Direction
Find every line of the listing below where "wide" appears, and copy it.
=======
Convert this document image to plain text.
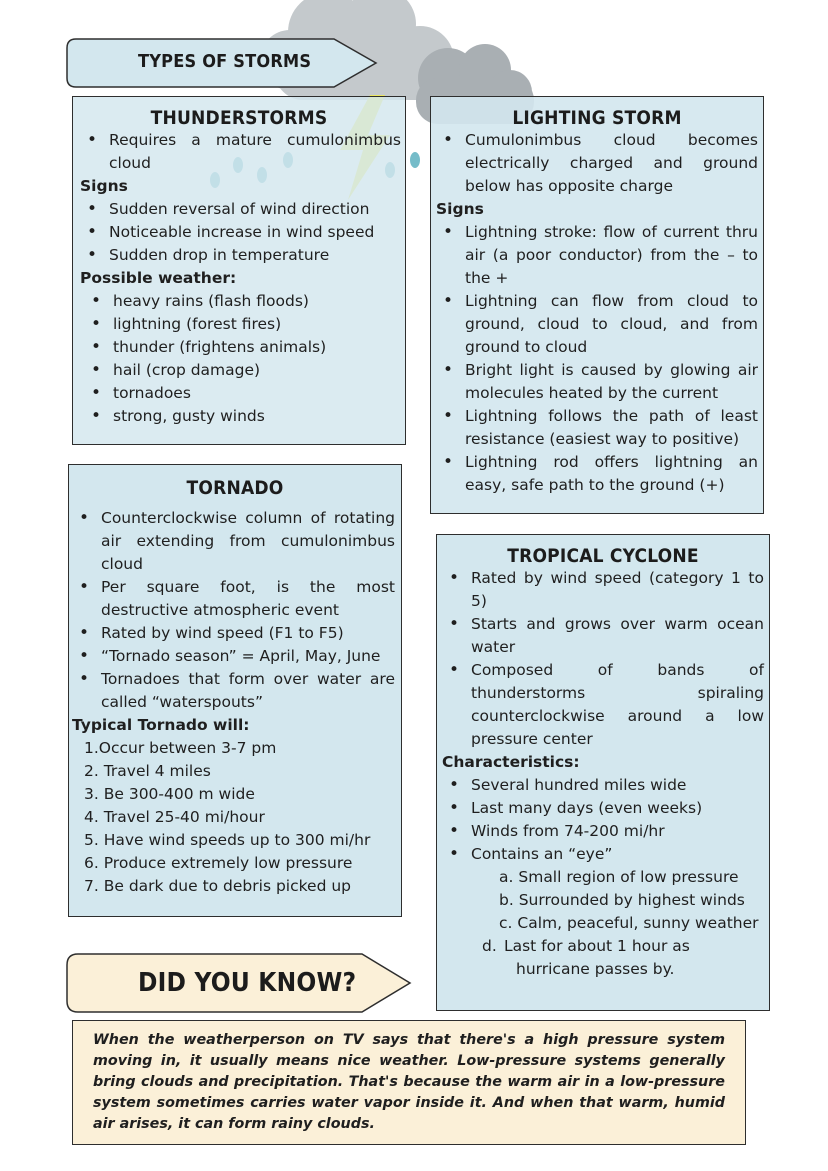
TYPES OF STORMS
THUNDERSTORMS
• Requires a mature cumulonimbus cloud
Signs
• Sudden reversal of wind direction
• Noticeable increase in wind speed
• Sudden drop in temperature
Possible weather:
• heavy rains (flash floods)
• lightning (forest fires)
• thunder (frightens animals)
• hail (crop damage)
• tornadoes
• strong, gusty winds
LIGHTING STORM
• Cumulonimbus cloud becomes electrically charged and ground below has opposite charge
Signs
• Lightning stroke: flow of current thru air (a poor conductor) from the – to the +
• Lightning can flow from cloud to ground, cloud to cloud, and from ground to cloud
• Bright light is caused by glowing air molecules heated by the current
• Lightning follows the path of least resistance (easiest way to positive)
• Lightning rod offers lightning an easy, safe path to the ground (+)
TORNADO
• Counterclockwise column of rotating air extending from cumulonimbus cloud
• Per square foot, is the most destructive atmospheric event
• Rated by wind speed (F1 to F5)
• “Tornado season” = April, May, June
• Tornadoes that form over water are called “waterspouts”
Typical Tornado will:
1.Occur between 3-7 pm
2. Travel 4 miles
3. Be 300-400 m wide
4. Travel 25-40 mi/hour
5. Have wind speeds up to 300 mi/hr
6. Produce extremely low pressure
7. Be dark due to debris picked up
TROPICAL CYCLONE
• Rated by wind speed (category 1 to 5)
• Starts and grows over warm ocean water
• Composed of bands of thunderstorms spiraling counterclockwise around a low pressure center
Characteristics:
• Several hundred miles wide
• Last many days (even weeks)
• Winds from 74-200 mi/hr
• Contains an “eye”
a. Small region of low pressure
b. Surrounded by highest winds
c. Calm, peaceful, sunny weather
d. Last for about 1 hour as hurricane passes by.
DID YOU KNOW?

When the weatherperson on TV says that there's a high pressure system moving in, it usually means nice weather. Low-pressure systems generally bring clouds and precipitation. That's because the warm air in a low-pressure system sometimes carries water vapor inside it. And when that warm, humid air arises, it can form rainy clouds.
=======
Solution to this exercise
3. Be 300-400 m wide
• Several hundred miles wide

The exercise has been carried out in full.